### Given problem:
Only the number is wanted: how many lines contain the word "have"?

### Data shown:

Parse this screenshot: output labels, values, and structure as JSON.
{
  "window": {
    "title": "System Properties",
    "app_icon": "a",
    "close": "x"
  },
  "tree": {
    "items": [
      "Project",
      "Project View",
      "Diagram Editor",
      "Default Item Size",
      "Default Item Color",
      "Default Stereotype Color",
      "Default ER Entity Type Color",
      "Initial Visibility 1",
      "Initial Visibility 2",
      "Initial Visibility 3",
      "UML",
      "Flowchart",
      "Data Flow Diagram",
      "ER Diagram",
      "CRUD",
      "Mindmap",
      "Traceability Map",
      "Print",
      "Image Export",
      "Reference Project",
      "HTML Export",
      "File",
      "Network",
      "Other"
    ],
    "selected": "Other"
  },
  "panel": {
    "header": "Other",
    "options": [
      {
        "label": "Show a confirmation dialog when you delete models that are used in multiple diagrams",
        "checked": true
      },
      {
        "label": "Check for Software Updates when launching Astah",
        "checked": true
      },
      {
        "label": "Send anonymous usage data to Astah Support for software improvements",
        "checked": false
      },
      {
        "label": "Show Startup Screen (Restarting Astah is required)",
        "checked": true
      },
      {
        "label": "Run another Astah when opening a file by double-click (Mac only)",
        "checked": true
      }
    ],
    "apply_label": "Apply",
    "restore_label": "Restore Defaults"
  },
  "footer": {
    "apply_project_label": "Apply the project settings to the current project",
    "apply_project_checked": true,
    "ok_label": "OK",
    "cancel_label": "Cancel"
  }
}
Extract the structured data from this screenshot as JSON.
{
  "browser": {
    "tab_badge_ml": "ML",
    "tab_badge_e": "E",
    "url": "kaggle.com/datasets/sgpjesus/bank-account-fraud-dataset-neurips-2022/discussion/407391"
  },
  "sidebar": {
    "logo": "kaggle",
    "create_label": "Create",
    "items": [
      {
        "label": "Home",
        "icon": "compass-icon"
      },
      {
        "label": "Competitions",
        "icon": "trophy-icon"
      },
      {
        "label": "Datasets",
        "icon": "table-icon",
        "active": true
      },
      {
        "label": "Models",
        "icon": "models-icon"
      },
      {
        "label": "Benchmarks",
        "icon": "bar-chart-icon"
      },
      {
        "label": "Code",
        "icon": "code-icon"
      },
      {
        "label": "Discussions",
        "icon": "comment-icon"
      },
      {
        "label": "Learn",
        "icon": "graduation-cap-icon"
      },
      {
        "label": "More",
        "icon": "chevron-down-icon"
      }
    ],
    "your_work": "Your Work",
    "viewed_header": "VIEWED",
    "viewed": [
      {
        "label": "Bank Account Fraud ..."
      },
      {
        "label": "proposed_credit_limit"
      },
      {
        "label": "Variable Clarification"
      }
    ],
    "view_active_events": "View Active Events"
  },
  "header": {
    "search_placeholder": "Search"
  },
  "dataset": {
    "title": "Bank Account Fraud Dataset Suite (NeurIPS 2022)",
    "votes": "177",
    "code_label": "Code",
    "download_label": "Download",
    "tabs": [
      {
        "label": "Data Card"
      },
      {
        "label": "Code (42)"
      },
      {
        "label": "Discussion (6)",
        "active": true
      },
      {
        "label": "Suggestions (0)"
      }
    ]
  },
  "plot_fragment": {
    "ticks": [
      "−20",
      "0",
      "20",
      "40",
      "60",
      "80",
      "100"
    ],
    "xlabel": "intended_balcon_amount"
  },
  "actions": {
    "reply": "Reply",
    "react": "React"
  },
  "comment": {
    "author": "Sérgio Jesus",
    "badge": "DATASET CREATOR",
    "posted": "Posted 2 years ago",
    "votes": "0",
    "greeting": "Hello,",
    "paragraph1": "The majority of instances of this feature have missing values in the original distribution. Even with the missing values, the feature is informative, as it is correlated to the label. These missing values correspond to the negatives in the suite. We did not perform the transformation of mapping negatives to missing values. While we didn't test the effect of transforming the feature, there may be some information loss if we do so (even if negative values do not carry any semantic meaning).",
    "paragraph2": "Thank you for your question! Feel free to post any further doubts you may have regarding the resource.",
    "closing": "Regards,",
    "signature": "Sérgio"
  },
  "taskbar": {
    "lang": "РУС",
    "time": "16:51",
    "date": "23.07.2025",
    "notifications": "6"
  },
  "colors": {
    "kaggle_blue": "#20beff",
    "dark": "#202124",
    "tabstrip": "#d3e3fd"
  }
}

### In response:
2